## Problem description
Below is a set of records; print all of them exactly as written.

Stored records:
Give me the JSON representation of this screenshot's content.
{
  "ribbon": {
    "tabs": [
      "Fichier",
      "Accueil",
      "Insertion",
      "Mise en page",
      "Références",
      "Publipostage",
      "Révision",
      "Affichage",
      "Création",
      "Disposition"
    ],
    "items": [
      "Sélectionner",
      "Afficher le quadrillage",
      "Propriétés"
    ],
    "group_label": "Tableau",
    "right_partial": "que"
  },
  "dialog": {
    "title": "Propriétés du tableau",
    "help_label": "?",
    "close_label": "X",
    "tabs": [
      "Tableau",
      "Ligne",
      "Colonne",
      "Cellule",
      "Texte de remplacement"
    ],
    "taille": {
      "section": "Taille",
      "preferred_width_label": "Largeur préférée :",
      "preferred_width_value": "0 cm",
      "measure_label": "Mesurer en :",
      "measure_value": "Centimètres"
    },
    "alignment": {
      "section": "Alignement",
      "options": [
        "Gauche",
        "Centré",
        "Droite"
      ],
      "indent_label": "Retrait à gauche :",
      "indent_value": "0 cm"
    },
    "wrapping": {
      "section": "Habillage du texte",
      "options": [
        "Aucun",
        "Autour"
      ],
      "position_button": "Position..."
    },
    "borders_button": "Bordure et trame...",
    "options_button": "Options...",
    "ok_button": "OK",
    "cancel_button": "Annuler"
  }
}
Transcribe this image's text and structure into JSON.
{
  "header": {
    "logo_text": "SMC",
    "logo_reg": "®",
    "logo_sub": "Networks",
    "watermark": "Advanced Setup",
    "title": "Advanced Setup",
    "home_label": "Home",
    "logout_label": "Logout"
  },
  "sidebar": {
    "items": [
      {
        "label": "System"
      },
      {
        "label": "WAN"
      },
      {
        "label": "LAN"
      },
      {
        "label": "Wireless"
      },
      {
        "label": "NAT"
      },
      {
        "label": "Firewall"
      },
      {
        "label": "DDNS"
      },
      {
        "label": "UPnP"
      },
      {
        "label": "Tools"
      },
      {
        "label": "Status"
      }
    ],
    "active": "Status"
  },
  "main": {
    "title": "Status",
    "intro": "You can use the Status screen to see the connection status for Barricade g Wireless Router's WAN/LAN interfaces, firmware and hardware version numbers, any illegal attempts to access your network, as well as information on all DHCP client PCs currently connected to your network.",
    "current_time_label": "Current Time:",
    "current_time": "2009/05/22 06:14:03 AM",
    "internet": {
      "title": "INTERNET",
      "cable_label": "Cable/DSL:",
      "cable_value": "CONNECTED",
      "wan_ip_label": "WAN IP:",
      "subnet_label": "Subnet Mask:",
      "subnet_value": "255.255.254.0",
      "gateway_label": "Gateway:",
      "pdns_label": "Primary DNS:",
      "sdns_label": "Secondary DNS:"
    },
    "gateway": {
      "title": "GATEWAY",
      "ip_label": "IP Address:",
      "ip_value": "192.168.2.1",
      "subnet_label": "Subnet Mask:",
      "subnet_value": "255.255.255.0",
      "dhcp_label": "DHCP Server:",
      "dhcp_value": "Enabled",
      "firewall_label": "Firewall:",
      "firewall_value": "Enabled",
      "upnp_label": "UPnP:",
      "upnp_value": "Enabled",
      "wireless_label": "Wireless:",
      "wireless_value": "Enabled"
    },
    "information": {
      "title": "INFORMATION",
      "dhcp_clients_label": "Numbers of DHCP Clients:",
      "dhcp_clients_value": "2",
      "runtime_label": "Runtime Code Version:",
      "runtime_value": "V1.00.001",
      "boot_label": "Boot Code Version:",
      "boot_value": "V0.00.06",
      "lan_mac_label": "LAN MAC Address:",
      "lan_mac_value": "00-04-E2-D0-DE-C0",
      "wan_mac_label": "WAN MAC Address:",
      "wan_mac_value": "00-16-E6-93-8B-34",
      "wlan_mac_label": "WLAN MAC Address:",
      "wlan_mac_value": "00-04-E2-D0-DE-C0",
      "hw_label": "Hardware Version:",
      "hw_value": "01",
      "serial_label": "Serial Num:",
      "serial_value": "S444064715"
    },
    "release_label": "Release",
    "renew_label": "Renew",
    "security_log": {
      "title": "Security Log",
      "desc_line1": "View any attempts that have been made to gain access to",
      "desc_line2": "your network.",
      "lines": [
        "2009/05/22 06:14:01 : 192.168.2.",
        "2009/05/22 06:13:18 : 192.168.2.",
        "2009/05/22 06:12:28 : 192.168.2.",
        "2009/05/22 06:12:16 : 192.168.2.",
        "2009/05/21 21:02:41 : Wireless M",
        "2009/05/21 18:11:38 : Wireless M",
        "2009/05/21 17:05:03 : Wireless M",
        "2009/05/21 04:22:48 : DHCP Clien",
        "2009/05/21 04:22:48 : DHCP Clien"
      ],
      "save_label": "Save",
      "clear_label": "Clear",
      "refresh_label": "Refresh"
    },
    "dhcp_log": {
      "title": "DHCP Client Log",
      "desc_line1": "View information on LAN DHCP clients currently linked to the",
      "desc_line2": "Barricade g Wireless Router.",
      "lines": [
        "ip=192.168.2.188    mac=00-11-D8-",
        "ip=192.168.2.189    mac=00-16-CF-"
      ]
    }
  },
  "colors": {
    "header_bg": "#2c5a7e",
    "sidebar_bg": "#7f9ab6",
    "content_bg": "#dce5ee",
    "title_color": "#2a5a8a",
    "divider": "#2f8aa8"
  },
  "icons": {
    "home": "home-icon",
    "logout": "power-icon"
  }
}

## Response
Give me the JSON representation of this screenshot's content.
{
  "ribbon": {
    "tabs": [
      "Fichier",
      "Accueil",
      "Insertion",
      "Mise en page",
      "Références",
      "Publipostage",
      "Révision",
      "Affichage",
      "Création",
      "Disposition"
    ],
    "items": [
      "Sélectionner",
      "Afficher le quadrillage",
      "Propriétés"
    ],
    "group_label": "Tableau",
    "right_partial": "que"
  },
  "dialog": {
    "title": "Propriétés du tableau",
    "help_label": "?",
    "close_label": "X",
    "tabs": [
      "Tableau",
      "Ligne",
      "Colonne",
      "Cellule",
      "Texte de remplacement"
    ],
    "taille": {
      "section": "Taille",
      "preferred_width_label": "Largeur préférée :",
      "preferred_width_value": "0 cm",
      "measure_label": "Mesurer en :",
      "measure_value": "Centimètres"
    },
    "alignment": {
      "section": "Alignement",
      "options": [
        "Gauche",
        "Centré",
        "Droite"
      ],
      "indent_label": "Retrait à gauche :",
      "indent_value": "0 cm"
    },
    "wrapping": {
      "section": "Habillage du texte",
      "options": [
        "Aucun",
        "Autour"
      ],
      "position_button": "Position..."
    },
    "borders_button": "Bordure et trame...",
    "options_button": "Options...",
    "ok_button": "OK",
    "cancel_button": "Annuler"
  }
}
Transcribe this image's text and structure into JSON.
{
  "header": {
    "logo_text": "SMC",
    "logo_reg": "®",
    "logo_sub": "Networks",
    "watermark": "Advanced Setup",
    "title": "Advanced Setup",
    "home_label": "Home",
    "logout_label": "Logout"
  },
  "sidebar": {
    "items": [
      {
        "label": "System"
      },
      {
        "label": "WAN"
      },
      {
        "label": "LAN"
      },
      {
        "label": "Wireless"
      },
      {
        "label": "NAT"
      },
      {
        "label": "Firewall"
      },
      {
        "label": "DDNS"
      },
      {
        "label": "UPnP"
      },
      {
        "label": "Tools"
      },
      {
        "label": "Status"
      }
    ],
    "active": "Status"
  },
  "main": {
    "title": "Status",
    "intro": "You can use the Status screen to see the connection status for Barricade g Wireless Router's WAN/LAN interfaces, firmware and hardware version numbers, any illegal attempts to access your network, as well as information on all DHCP client PCs currently connected to your network.",
    "current_time_label": "Current Time:",
    "current_time": "2009/05/22 06:14:03 AM",
    "internet": {
      "title": "INTERNET",
      "cable_label": "Cable/DSL:",
      "cable_value": "CONNECTED",
      "wan_ip_label": "WAN IP:",
      "subnet_label": "Subnet Mask:",
      "subnet_value": "255.255.254.0",
      "gateway_label": "Gateway:",
      "pdns_label": "Primary DNS:",
      "sdns_label": "Secondary DNS:"
    },
    "gateway": {
      "title": "GATEWAY",
      "ip_label": "IP Address:",
      "ip_value": "192.168.2.1",
      "subnet_label": "Subnet Mask:",
      "subnet_value": "255.255.255.0",
      "dhcp_label": "DHCP Server:",
      "dhcp_value": "Enabled",
      "firewall_label": "Firewall:",
      "firewall_value": "Enabled",
      "upnp_label": "UPnP:",
      "upnp_value": "Enabled",
      "wireless_label": "Wireless:",
      "wireless_value": "Enabled"
    },
    "information": {
      "title": "INFORMATION",
      "dhcp_clients_label": "Numbers of DHCP Clients:",
      "dhcp_clients_value": "2",
      "runtime_label": "Runtime Code Version:",
      "runtime_value": "V1.00.001",
      "boot_label": "Boot Code Version:",
      "boot_value": "V0.00.06",
      "lan_mac_label": "LAN MAC Address:",
      "lan_mac_value": "00-04-E2-D0-DE-C0",
      "wan_mac_label": "WAN MAC Address:",
      "wan_mac_value": "00-16-E6-93-8B-34",
      "wlan_mac_label": "WLAN MAC Address:",
      "wlan_mac_value": "00-04-E2-D0-DE-C0",
      "hw_label": "Hardware Version:",
      "hw_value": "01",
      "serial_label": "Serial Num:",
      "serial_value": "S444064715"
    },
    "release_label": "Release",
    "renew_label": "Renew",
    "security_log": {
      "title": "Security Log",
      "desc_line1": "View any attempts that have been made to gain access to",
      "desc_line2": "your network.",
      "lines": [
        "2009/05/22 06:14:01 : 192.168.2.",
        "2009/05/22 06:13:18 : 192.168.2.",
        "2009/05/22 06:12:28 : 192.168.2.",
        "2009/05/22 06:12:16 : 192.168.2.",
        "2009/05/21 21:02:41 : Wireless M",
        "2009/05/21 18:11:38 : Wireless M",
        "2009/05/21 17:05:03 : Wireless M",
        "2009/05/21 04:22:48 : DHCP Clien",
        "2009/05/21 04:22:48 : DHCP Clien"
      ],
      "save_label": "Save",
      "clear_label": "Clear",
      "refresh_label": "Refresh"
    },
    "dhcp_log": {
      "title": "DHCP Client Log",
      "desc_line1": "View information on LAN DHCP clients currently linked to the",
      "desc_line2": "Barricade g Wireless Router.",
      "lines": [
        "ip=192.168.2.188    mac=00-11-D8-",
        "ip=192.168.2.189    mac=00-16-CF-"
      ]
    }
  },
  "colors": {
    "header_bg": "#2c5a7e",
    "sidebar_bg": "#7f9ab6",
    "content_bg": "#dce5ee",
    "title_color": "#2a5a8a",
    "divider": "#2f8aa8"
  },
  "icons": {
    "home": "home-icon",
    "logout": "power-icon"
  }
}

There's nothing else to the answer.